WHAT YOU NEED TO DO: Reproduce the lines below verbatim, starting at the line that contains "status-panel: NUM [430, 654, 470, 673]" and stopping after the line that contains "scrollbar[interactable] [957, 118, 973, 651]".

════

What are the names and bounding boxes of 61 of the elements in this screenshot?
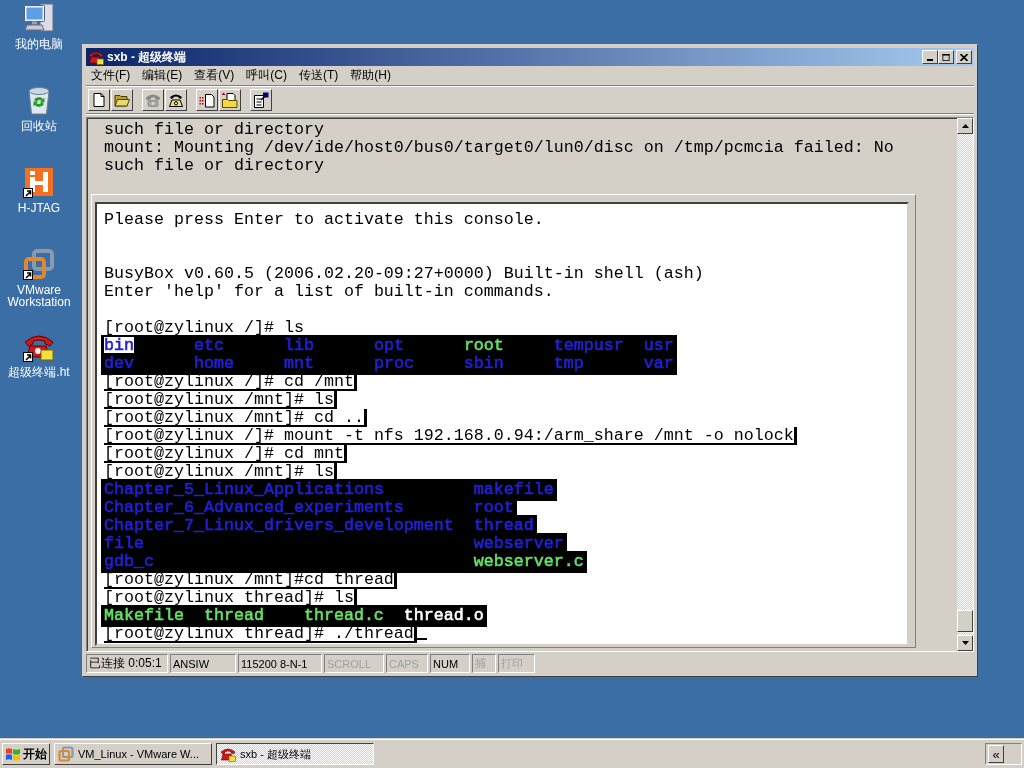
status-panel: NUM [430, 654, 470, 673]
menu-item[interactable]: 呼叫(C) [240, 67, 293, 84]
terminal-line: BusyBox v0.60.5 (2006.02.20-09:27+0000) Built-in shell (ash) [104, 264, 704, 283]
terminal-line: such file or directory [104, 156, 324, 175]
terminal-line: [root@zylinux /]# ls [104, 318, 304, 337]
telephone-icon [145, 92, 161, 108]
menu-item[interactable]: 文件(F) [86, 67, 137, 84]
h-logo-icon[interactable] [23, 166, 55, 198]
desktop-icon-label[interactable]: 我的电脑 [15, 38, 63, 50]
scroll-up-button[interactable] [957, 118, 973, 134]
maximize-icon [942, 53, 950, 61]
up-arrow-icon [961, 124, 969, 128]
toolbar-button[interactable] [250, 89, 272, 111]
scroll-down-button[interactable] [957, 635, 973, 651]
folder-page-icon [222, 92, 238, 108]
menu-item[interactable]: 传送(T) [293, 67, 345, 84]
scrollbar-thumb[interactable] [957, 610, 973, 632]
close-icon [960, 53, 968, 61]
desktop-icon-label[interactable]: H-JTAG [17, 202, 61, 214]
maximize-button[interactable] [938, 50, 954, 64]
file-name: gdb_c [104, 553, 154, 571]
minimize-button[interactable] [922, 50, 938, 64]
terminal-line: Please press Enter to activate this console. [104, 210, 544, 229]
computer-icon[interactable] [23, 2, 55, 34]
telephone-icon [220, 746, 236, 762]
file-name: proc [373, 355, 414, 373]
folder-icon [114, 92, 130, 108]
status-panel: 115200 8-N-1 [238, 654, 322, 673]
properties-icon [253, 92, 269, 108]
status-panel: 已连接 0:05:1 [86, 654, 168, 673]
file-name: tmp [553, 355, 584, 373]
show-hidden-icons-button[interactable]: « [988, 745, 1004, 763]
toolbar-button[interactable] [111, 89, 133, 111]
telephone-icon [88, 49, 104, 65]
status-panel: ANSIW [170, 654, 236, 673]
start-button[interactable]: 开始 [2, 743, 50, 765]
terminal-line: Enter 'help' for a list of built-in commands. [104, 282, 554, 301]
menu-item[interactable]: 帮助(H) [344, 67, 397, 84]
toolbar-button[interactable] [88, 89, 110, 111]
desktop-icon-label[interactable]: VMware Workstation [0, 284, 78, 308]
scrollbar[interactable] [957, 118, 973, 651]
terminal-line: mount: Mounting /dev/ide/host0/bus0/target0/lun0/disc on /tmp/pcmcia failed: No [104, 138, 894, 157]
terminal-line: such file or directory [104, 120, 324, 139]
toolbar-button[interactable] [196, 89, 218, 111]
taskbar-button[interactable]: VM_Linux - VMware W... [54, 743, 212, 765]
toolbar-button[interactable] [219, 89, 241, 111]
dotted-page-icon [199, 92, 215, 108]
desktop-icon-label[interactable]: 回收站 [21, 120, 57, 132]
window-title: sxb - 超级终端 [107, 48, 188, 66]
down-arrow-icon [961, 641, 969, 645]
taskbar-button[interactable]: sxb - 超级终端 [216, 743, 374, 765]
overlapping-squares-icon[interactable] [23, 248, 55, 280]
toolbar-button[interactable] [165, 89, 187, 111]
telephone-icon [168, 92, 184, 108]
menu-item[interactable]: 查看(V) [188, 67, 241, 84]
document-icon [91, 92, 107, 108]
flag-icon [5, 746, 21, 762]
desktop-icon-label[interactable]: 超级终端.ht [8, 366, 70, 378]
menu-item[interactable]: 编辑(E) [136, 67, 189, 84]
close-button[interactable] [956, 50, 972, 64]
overlapping-squares-icon [58, 746, 74, 762]
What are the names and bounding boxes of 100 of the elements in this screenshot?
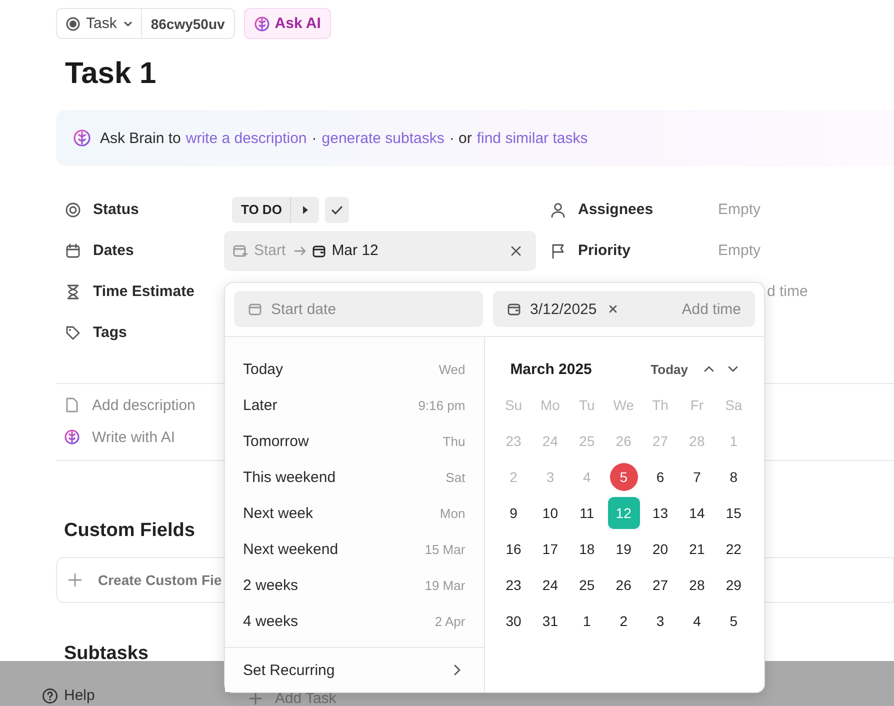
section-title: Custom Fields <box>64 519 195 543</box>
weekday-label: Th <box>652 397 668 413</box>
calendar-day[interactable]: 6 <box>644 461 676 493</box>
banner-text: Ask Brain to <box>100 130 181 146</box>
property-label: Dates <box>93 242 134 259</box>
calendar-day[interactable]: 8 <box>718 461 750 493</box>
shortcut-item[interactable]: Next weekend 15 Mar <box>225 531 484 567</box>
due-date-value: 3/12/2025 <box>530 300 597 318</box>
banner-link[interactable]: write a description <box>186 130 307 146</box>
banner-link[interactable]: generate subtasks <box>322 130 444 146</box>
task-id[interactable]: 86cwy50uv <box>142 9 234 38</box>
shortcut-item[interactable]: Later 9:16 pm <box>225 387 484 423</box>
ask-ai-button[interactable]: Ask AI <box>244 8 331 39</box>
calendar-day[interactable]: 22 <box>718 533 750 565</box>
arrow-right-icon <box>294 244 306 256</box>
shortcut-item[interactable]: 4 weeks 2 Apr <box>225 603 484 639</box>
shortcut-hint: 19 Mar <box>424 578 466 592</box>
calendar-day[interactable]: 21 <box>680 533 713 565</box>
calendar-day[interactable]: 24 <box>534 569 566 601</box>
shortcut-item[interactable]: This weekend Sat <box>225 459 484 495</box>
calendar-day[interactable]: 2 <box>608 605 640 637</box>
plus-icon <box>248 692 262 705</box>
shortcut-label: 4 weeks <box>243 612 298 630</box>
weekday-label: We <box>613 397 634 413</box>
close-icon <box>510 244 522 256</box>
calendar-icon <box>65 242 81 258</box>
banner-text: · <box>312 130 317 146</box>
shortcut-hint: Thu <box>442 434 466 448</box>
close-icon <box>608 304 618 314</box>
caret-right-icon <box>302 206 308 214</box>
property-label: Priority <box>578 242 631 259</box>
date-range-field[interactable]: Start Mar 12 <box>224 230 536 270</box>
status-label: TO DO <box>232 196 291 222</box>
hourglass-icon <box>65 284 81 300</box>
calendar-icon <box>248 302 262 316</box>
calendar-day[interactable]: 19 <box>608 533 640 565</box>
shortcut-item[interactable]: Today Wed <box>225 351 484 387</box>
shortcut-label: Today <box>243 360 284 378</box>
task-type-label: Task <box>86 15 117 32</box>
calendar-day[interactable]: 23 <box>498 569 530 601</box>
help-button[interactable]: Help <box>42 687 95 704</box>
calendar-icon <box>507 302 521 316</box>
calendar-day[interactable]: 3 <box>644 605 676 637</box>
help-icon <box>42 688 58 704</box>
radio-dot-icon <box>66 16 80 30</box>
calendar-day[interactable]: 4 <box>680 605 713 637</box>
calendar-day[interactable]: 30 <box>498 605 530 637</box>
calendar-day[interactable]: 31 <box>534 605 566 637</box>
calendar-day[interactable]: 20 <box>644 533 676 565</box>
recurring-label: Set Recurring <box>243 662 335 678</box>
property-label: Tags <box>93 324 127 341</box>
status-icon <box>65 202 81 218</box>
calendar-day[interactable]: 28 <box>680 569 713 601</box>
tag-icon <box>65 324 81 340</box>
task-type-selector[interactable]: Task 86cwy50uv <box>56 8 235 39</box>
shortcut-label: This weekend <box>243 468 336 486</box>
document-icon <box>64 397 80 413</box>
today-button[interactable]: Today <box>650 362 694 376</box>
calendar-day[interactable]: 9 <box>498 497 530 529</box>
calendar-day[interactable]: 1 <box>570 605 603 637</box>
calendar-day[interactable]: 7 <box>680 461 713 493</box>
calendar-day[interactable]: 17 <box>534 533 566 565</box>
calendar-day[interactable]: 5 <box>718 605 750 637</box>
calendar-day[interactable]: 18 <box>570 533 603 565</box>
calendar-icon <box>312 244 326 258</box>
section-title: Subtasks <box>64 643 148 665</box>
complete-button[interactable] <box>324 196 349 222</box>
calendar-day[interactable]: 5 <box>610 463 638 491</box>
shortcut-hint: 2 Apr <box>434 614 466 628</box>
calendar-day[interactable]: 27 <box>644 569 676 601</box>
status-button[interactable]: TO DO <box>232 196 319 222</box>
shortcut-hint: Mon <box>440 506 466 520</box>
calendar-day[interactable]: 16 <box>498 533 530 565</box>
calendar-day[interactable]: 29 <box>718 569 750 601</box>
calendar-day[interactable]: 10 <box>534 497 566 529</box>
task-title[interactable]: Task 1 <box>65 56 894 92</box>
shortcut-label: Tomorrow <box>243 432 309 450</box>
shortcut-label: Later <box>243 396 278 414</box>
banner-text: · or <box>449 130 472 146</box>
shortcut-item[interactable]: Next week Mon <box>225 495 484 531</box>
weekday-label: Tu <box>578 397 595 413</box>
due-date-field[interactable]: 3/12/2025 Add time <box>493 291 755 327</box>
flag-icon <box>550 242 566 258</box>
set-recurring-item[interactable]: Set Recurring <box>225 647 484 692</box>
calendar-day[interactable]: 26 <box>608 569 640 601</box>
shortcut-item[interactable]: Tomorrow Thu <box>225 423 484 459</box>
weekday-label: Su <box>504 397 522 413</box>
banner-link[interactable]: find similar tasks <box>476 130 588 146</box>
shortcut-label: 2 weeks <box>243 576 298 594</box>
start-date: Start <box>254 242 286 259</box>
calendar-day[interactable]: 13 <box>644 497 676 529</box>
calendar-day[interactable]: 14 <box>680 497 713 529</box>
shortcut-label: Next weekend <box>243 540 338 558</box>
calendar-day[interactable]: 25 <box>570 569 603 601</box>
calendar-day[interactable]: 11 <box>570 497 603 529</box>
calendar-day[interactable]: 15 <box>718 497 750 529</box>
property-label: Status <box>93 201 139 218</box>
shortcut-item[interactable]: 2 weeks 19 Mar <box>225 567 484 603</box>
shortcut-hint: Wed <box>438 362 466 376</box>
calendar-plus-icon <box>232 242 248 258</box>
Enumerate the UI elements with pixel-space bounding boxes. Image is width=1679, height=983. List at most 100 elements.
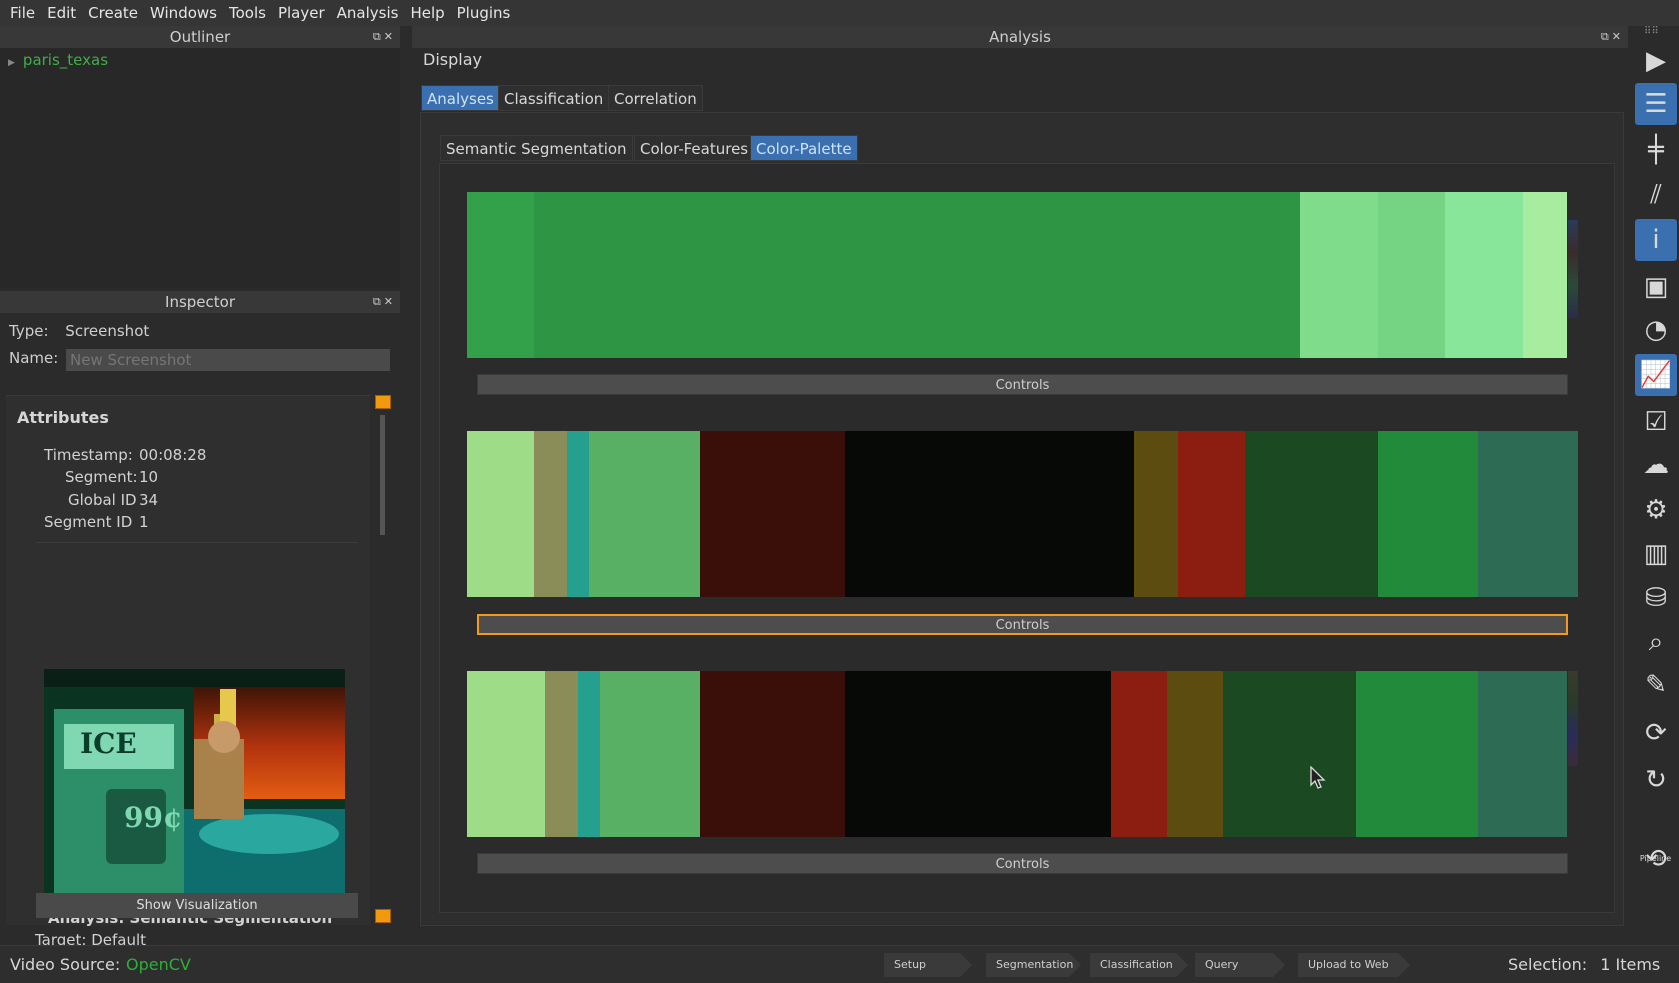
outliner-item[interactable]: ▶ paris_texas [8,51,108,69]
palette-2-swatch-5 [700,431,845,597]
play-icon[interactable]: ▶ [1635,40,1677,82]
inspector-dock-buttons[interactable]: ⧉✕ [373,291,396,313]
type-value: Screenshot [65,322,150,340]
palette-1-side-strip [1568,220,1578,318]
segment-id-label: Segment ID [44,513,133,531]
cloud-upload-icon[interactable]: ☁ [1635,444,1677,486]
color-palette-3 [467,671,1567,837]
image-icon[interactable]: ▣ [1635,266,1677,308]
refresh-image-icon[interactable]: ⟳ [1635,712,1677,754]
palette-3-swatch-7 [1111,671,1167,837]
status-bar: Video Source: OpenCV Setup Segmentation … [0,945,1679,983]
scroll-handle[interactable] [380,415,385,535]
analysis-title-bar: Analysis ⧉✕ [412,26,1628,48]
list-icon[interactable]: ☰ [1635,83,1677,125]
tab-analyses[interactable]: Analyses [421,85,500,111]
type-row: Type: Screenshot [9,322,149,340]
palette-3-swatch-10 [1355,671,1479,837]
graph-icon[interactable]: ◔ [1635,309,1677,351]
selection-status: Selection: 1 Items [1508,955,1660,974]
inspector-title-text: Inspector [165,293,235,311]
checklist-icon[interactable]: ☑ [1635,401,1677,443]
mouse-cursor-icon [1310,766,1326,789]
display-label: Display [423,50,482,69]
controls-button-2[interactable]: Controls [477,614,1568,635]
palette-1-swatch-5 [1444,192,1523,358]
palette-3-swatch-3 [578,671,601,837]
selection-value: 1 Items [1600,955,1661,974]
inspector-title: Inspector ⧉✕ [0,291,400,313]
tab-classification[interactable]: Classification [498,85,610,111]
tag-icon[interactable]: ✎ [1635,664,1677,706]
show-visualization-button[interactable]: Show Visualization [36,893,358,918]
menu-edit[interactable]: Edit [41,4,82,22]
palette-1-swatch-1 [467,192,534,358]
pipeline-step-classification[interactable]: Classification [1090,953,1188,977]
subtab-color-palette[interactable]: Color-Palette [750,135,858,161]
menu-tools[interactable]: Tools [223,4,272,22]
palette-2-swatch-7 [1133,431,1179,597]
analysis-dock-buttons[interactable]: ⧉✕ [1601,26,1624,48]
divider [36,542,358,543]
scroll-up-icon[interactable] [375,395,391,409]
library-icon[interactable]: ▥ [1635,533,1677,575]
screenshot-thumbnail: ICE 99¢ [44,669,345,896]
outliner-dock-buttons[interactable]: ⧉✕ [373,26,396,48]
segment-label: Segment: [65,468,138,486]
analysis-title-text: Analysis [989,28,1051,46]
screenshot-image [44,669,345,896]
menu-file[interactable]: File [4,4,41,22]
attributes-title: Attributes [17,408,109,427]
pipeline-step-setup[interactable]: Setup [884,953,972,977]
expand-arrow-icon[interactable]: ▶ [8,58,15,68]
menu-player[interactable]: Player [272,4,331,22]
palette-3-side-strip [1568,671,1578,766]
subtab-semantic-segmentation[interactable]: Semantic Segmentation [440,135,633,161]
palette-2-swatch-8 [1178,431,1245,597]
outliner-panel: ▶ paris_texas [0,48,400,288]
palette-2-swatch-10 [1377,431,1478,597]
controls-button-3[interactable]: Controls [477,853,1568,874]
gear-icon[interactable]: ⚙ [1635,489,1677,531]
segment-value: 10 [139,468,159,486]
menu-bar: File Edit Create Windows Tools Player An… [0,0,1679,26]
thumb-sign-ice: ICE [80,727,137,760]
flow-icon[interactable]: ⫽ [1635,174,1677,216]
inspector-panel: Type: Screenshot Name: Attributes Timest… [0,313,400,949]
menu-windows[interactable]: Windows [144,4,223,22]
info-icon[interactable]: ⅰ [1635,219,1677,261]
palette-2-swatch-1 [467,431,534,597]
attributes-scrollbar[interactable] [370,395,391,925]
color-palette-1 [467,192,1567,358]
menu-analysis[interactable]: Analysis [331,4,405,22]
palette-2-swatch-4 [589,431,701,597]
palette-2-swatch-9 [1244,431,1378,597]
timeline-icon[interactable]: ╪ [1635,129,1677,171]
palette-1-swatch-3 [1300,192,1379,358]
name-field[interactable] [66,349,390,371]
subtab-color-features[interactable]: Color-Features [634,135,755,161]
database-icon[interactable]: ⛁ [1635,577,1677,619]
controls-button-1[interactable]: Controls [477,374,1568,395]
palette-3-swatch-9 [1222,671,1356,837]
palette-1-swatch-6 [1522,192,1567,358]
tab-correlation[interactable]: Correlation [608,85,703,111]
sync-icon[interactable]: ↻ [1635,759,1677,801]
pipeline-label: Pipeline [1639,854,1672,863]
chart-icon[interactable]: 📈 [1635,354,1677,396]
name-label: Name: [9,349,59,367]
pipeline-step-upload[interactable]: Upload to Web [1298,953,1410,977]
outliner-title-text: Outliner [169,28,231,46]
palette-1-swatch-2 [533,192,1301,358]
pipeline-step-query[interactable]: Query [1195,953,1285,977]
palette-2-swatch-2 [533,431,567,597]
scroll-down-icon[interactable] [375,909,391,923]
menu-create[interactable]: Create [82,4,144,22]
pipeline-step-segmentation[interactable]: Segmentation [986,953,1081,977]
menu-plugins[interactable]: Plugins [451,4,517,22]
toolbar-grip-icon: ⠿⠿ [1644,26,1659,37]
menu-help[interactable]: Help [404,4,450,22]
palette-3-swatch-8 [1166,671,1223,837]
search-icon[interactable]: ⌕ [1635,621,1677,663]
timestamp-value: 00:08:28 [139,446,207,464]
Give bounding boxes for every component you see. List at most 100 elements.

════

ANSWER TO THIS PROBLEM:
status-panel: NUM [430, 654, 470, 673]
menu-item[interactable]: 呼叫(C) [240, 67, 293, 84]
terminal-line: BusyBox v0.60.5 (2006.02.20-09:27+0000) Built-in shell (ash) [104, 264, 704, 283]
terminal-line: such file or directory [104, 156, 324, 175]
terminal-line: [root@zylinux /]# ls [104, 318, 304, 337]
telephone-icon [145, 92, 161, 108]
menu-item[interactable]: 文件(F) [86, 67, 137, 84]
h-logo-icon[interactable] [23, 166, 55, 198]
desktop-icon-label[interactable]: 我的电脑 [15, 38, 63, 50]
scroll-up-button[interactable] [957, 118, 973, 134]
maximize-icon [942, 53, 950, 61]
up-arrow-icon [961, 124, 969, 128]
toolbar-button[interactable] [250, 89, 272, 111]
scroll-down-button[interactable] [957, 635, 973, 651]
folder-page-icon [222, 92, 238, 108]
menu-item[interactable]: 传送(T) [293, 67, 345, 84]
scrollbar-thumb[interactable] [957, 610, 973, 632]
close-icon [960, 53, 968, 61]
desktop-icon-label[interactable]: H-JTAG [17, 202, 61, 214]
maximize-button[interactable] [938, 50, 954, 64]
file-name: gdb_c [104, 553, 154, 571]
minimize-button[interactable] [922, 50, 938, 64]
terminal-line: Please press Enter to activate this console. [104, 210, 544, 229]
computer-icon[interactable] [23, 2, 55, 34]
telephone-icon [220, 746, 236, 762]
file-name: proc [373, 355, 414, 373]
folder-icon [114, 92, 130, 108]
status-panel: 115200 8-N-1 [238, 654, 322, 673]
properties-icon [253, 92, 269, 108]
status-panel: 已连接 0:05:1 [86, 654, 168, 673]
file-name: tmp [553, 355, 584, 373]
show-hidden-icons-button[interactable]: « [988, 745, 1004, 763]
toolbar-button[interactable] [111, 89, 133, 111]
telephone-icon [88, 49, 104, 65]
status-panel: ANSIW [170, 654, 236, 673]
start-button[interactable]: 开始 [2, 743, 50, 765]
terminal-line: Enter 'help' for a list of built-in commands. [104, 282, 554, 301]
menu-item[interactable]: 帮助(H) [344, 67, 397, 84]
toolbar-button[interactable] [88, 89, 110, 111]
desktop-icon-label[interactable]: VMware Workstation [0, 284, 78, 308]
scrollbar[interactable] [957, 118, 973, 651]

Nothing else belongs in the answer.